_Request_. Copy the data below word for word, beginning with its first line and stopping after the line that contains "bar xyxy=(862,359,878,605)".

---- Data

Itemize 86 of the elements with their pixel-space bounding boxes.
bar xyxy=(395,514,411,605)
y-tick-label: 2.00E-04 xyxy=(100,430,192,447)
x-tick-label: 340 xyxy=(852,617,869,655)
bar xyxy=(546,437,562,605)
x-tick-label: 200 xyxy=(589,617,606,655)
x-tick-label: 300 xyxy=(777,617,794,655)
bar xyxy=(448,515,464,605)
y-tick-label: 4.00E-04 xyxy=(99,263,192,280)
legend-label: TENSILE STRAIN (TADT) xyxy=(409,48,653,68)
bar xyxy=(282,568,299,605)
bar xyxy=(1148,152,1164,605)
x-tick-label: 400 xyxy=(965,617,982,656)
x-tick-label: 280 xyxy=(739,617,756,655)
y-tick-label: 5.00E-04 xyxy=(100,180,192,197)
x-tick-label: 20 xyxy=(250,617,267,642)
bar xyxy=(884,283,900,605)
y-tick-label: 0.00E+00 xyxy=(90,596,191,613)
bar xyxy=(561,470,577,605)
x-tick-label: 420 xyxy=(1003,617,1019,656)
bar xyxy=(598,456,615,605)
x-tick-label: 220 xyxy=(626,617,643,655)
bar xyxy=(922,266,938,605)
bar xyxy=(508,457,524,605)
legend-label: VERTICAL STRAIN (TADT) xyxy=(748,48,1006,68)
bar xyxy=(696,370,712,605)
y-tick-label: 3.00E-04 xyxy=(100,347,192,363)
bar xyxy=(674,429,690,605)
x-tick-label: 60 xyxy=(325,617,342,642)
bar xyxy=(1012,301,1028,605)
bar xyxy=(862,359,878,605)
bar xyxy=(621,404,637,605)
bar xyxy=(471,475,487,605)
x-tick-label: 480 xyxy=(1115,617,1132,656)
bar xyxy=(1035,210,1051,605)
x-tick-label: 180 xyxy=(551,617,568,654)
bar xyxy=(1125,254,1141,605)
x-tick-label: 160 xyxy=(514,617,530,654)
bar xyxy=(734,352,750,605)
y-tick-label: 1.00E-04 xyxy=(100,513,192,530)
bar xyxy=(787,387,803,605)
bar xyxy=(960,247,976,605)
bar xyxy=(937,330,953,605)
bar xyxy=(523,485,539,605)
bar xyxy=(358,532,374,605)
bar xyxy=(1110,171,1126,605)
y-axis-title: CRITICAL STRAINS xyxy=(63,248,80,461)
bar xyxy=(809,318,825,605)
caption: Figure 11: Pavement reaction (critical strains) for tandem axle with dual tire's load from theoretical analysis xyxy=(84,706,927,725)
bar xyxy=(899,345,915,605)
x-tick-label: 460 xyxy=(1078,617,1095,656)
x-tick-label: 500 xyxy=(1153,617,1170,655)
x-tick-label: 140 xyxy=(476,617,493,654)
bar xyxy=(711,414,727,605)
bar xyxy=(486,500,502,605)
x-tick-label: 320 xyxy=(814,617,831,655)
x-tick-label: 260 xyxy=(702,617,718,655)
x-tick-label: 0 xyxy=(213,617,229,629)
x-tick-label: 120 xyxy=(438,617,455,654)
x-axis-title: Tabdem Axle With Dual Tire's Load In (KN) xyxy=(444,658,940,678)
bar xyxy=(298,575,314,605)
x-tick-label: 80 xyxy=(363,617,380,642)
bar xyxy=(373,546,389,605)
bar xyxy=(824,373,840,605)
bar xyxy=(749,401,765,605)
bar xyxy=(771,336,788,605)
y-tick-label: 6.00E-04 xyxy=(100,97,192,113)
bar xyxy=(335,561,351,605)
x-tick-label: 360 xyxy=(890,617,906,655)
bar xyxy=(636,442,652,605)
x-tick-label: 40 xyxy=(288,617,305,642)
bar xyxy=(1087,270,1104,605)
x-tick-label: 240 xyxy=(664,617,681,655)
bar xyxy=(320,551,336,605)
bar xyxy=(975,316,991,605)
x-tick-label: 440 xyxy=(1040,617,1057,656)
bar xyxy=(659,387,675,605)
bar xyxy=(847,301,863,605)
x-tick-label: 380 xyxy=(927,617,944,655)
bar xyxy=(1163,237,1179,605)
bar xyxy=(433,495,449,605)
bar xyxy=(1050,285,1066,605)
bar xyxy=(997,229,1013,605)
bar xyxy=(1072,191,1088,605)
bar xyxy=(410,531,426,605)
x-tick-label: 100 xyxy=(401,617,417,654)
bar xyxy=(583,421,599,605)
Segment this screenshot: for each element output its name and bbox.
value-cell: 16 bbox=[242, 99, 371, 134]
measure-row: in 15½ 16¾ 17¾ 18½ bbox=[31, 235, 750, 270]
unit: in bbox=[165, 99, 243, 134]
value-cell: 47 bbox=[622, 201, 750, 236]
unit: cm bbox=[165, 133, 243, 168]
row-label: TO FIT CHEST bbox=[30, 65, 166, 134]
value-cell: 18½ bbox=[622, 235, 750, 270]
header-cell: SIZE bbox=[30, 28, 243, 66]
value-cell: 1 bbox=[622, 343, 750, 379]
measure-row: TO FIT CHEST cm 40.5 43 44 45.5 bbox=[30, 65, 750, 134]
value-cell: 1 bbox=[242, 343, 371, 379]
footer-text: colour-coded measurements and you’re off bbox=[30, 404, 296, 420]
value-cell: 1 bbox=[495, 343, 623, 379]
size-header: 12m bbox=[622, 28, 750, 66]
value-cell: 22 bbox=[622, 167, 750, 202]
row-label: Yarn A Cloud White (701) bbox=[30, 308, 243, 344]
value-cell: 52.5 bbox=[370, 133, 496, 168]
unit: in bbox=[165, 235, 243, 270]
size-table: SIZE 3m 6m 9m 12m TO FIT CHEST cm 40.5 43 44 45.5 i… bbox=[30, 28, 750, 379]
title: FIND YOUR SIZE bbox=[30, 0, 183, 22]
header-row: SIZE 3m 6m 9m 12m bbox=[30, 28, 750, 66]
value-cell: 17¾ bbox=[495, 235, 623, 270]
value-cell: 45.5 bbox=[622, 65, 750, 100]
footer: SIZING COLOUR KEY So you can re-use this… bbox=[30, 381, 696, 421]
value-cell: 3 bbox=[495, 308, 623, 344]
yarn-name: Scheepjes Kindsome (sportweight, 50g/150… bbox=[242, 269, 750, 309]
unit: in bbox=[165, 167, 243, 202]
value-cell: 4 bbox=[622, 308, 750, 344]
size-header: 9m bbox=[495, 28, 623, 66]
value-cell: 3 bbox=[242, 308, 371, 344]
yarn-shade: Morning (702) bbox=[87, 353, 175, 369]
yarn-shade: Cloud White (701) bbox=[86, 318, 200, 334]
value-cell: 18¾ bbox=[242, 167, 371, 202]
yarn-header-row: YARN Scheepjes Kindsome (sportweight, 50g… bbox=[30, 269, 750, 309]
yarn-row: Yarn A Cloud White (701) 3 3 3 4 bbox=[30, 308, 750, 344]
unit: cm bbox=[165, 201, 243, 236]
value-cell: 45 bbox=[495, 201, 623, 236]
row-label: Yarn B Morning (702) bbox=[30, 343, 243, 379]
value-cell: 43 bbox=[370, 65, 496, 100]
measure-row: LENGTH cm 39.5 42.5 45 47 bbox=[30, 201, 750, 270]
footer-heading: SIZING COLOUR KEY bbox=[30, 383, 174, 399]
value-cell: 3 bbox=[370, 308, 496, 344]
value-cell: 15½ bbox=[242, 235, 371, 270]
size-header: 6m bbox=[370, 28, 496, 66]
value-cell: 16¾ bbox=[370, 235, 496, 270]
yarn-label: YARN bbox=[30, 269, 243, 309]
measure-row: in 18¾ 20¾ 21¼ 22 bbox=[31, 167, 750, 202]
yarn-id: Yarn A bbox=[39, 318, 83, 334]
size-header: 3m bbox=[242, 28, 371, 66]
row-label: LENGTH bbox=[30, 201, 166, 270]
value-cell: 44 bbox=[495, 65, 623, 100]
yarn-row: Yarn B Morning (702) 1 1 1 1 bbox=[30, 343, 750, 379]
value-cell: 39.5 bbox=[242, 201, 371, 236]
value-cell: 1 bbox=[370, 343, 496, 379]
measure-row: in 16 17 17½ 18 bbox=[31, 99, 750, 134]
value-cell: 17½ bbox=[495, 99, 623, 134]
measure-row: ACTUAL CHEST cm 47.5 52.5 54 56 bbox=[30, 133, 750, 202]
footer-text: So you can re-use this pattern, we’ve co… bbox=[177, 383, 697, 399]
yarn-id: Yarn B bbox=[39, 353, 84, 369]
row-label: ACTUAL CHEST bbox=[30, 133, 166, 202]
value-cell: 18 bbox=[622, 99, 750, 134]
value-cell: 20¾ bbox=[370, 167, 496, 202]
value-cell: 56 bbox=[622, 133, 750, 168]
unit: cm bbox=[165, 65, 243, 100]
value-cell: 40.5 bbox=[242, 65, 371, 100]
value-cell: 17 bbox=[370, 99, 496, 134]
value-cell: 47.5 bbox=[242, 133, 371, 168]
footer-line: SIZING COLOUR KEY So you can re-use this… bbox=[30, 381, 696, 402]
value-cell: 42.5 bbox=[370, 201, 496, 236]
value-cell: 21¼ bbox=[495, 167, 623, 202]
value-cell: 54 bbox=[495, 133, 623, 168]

--------

_Solved problem_.
Itemize 86 of the elements with their pixel-space bounding boxes.
bar xyxy=(395,514,411,605)
y-tick-label: 2.00E-04 xyxy=(100,430,192,447)
x-tick-label: 340 xyxy=(852,617,869,655)
bar xyxy=(546,437,562,605)
x-tick-label: 200 xyxy=(589,617,606,655)
x-tick-label: 300 xyxy=(777,617,794,655)
bar xyxy=(448,515,464,605)
y-tick-label: 4.00E-04 xyxy=(99,263,192,280)
legend-label: TENSILE STRAIN (TADT) xyxy=(409,48,653,68)
bar xyxy=(282,568,299,605)
bar xyxy=(1148,152,1164,605)
x-tick-label: 400 xyxy=(965,617,982,656)
x-tick-label: 280 xyxy=(739,617,756,655)
y-tick-label: 5.00E-04 xyxy=(100,180,192,197)
x-tick-label: 20 xyxy=(250,617,267,642)
bar xyxy=(884,283,900,605)
y-tick-label: 0.00E+00 xyxy=(90,596,191,613)
bar xyxy=(561,470,577,605)
x-tick-label: 420 xyxy=(1003,617,1019,656)
bar xyxy=(598,456,615,605)
x-tick-label: 220 xyxy=(626,617,643,655)
bar xyxy=(922,266,938,605)
bar xyxy=(508,457,524,605)
legend-label: VERTICAL STRAIN (TADT) xyxy=(748,48,1006,68)
bar xyxy=(696,370,712,605)
y-tick-label: 3.00E-04 xyxy=(100,347,192,363)
bar xyxy=(674,429,690,605)
x-tick-label: 60 xyxy=(325,617,342,642)
bar xyxy=(1012,301,1028,605)
bar xyxy=(862,359,878,605)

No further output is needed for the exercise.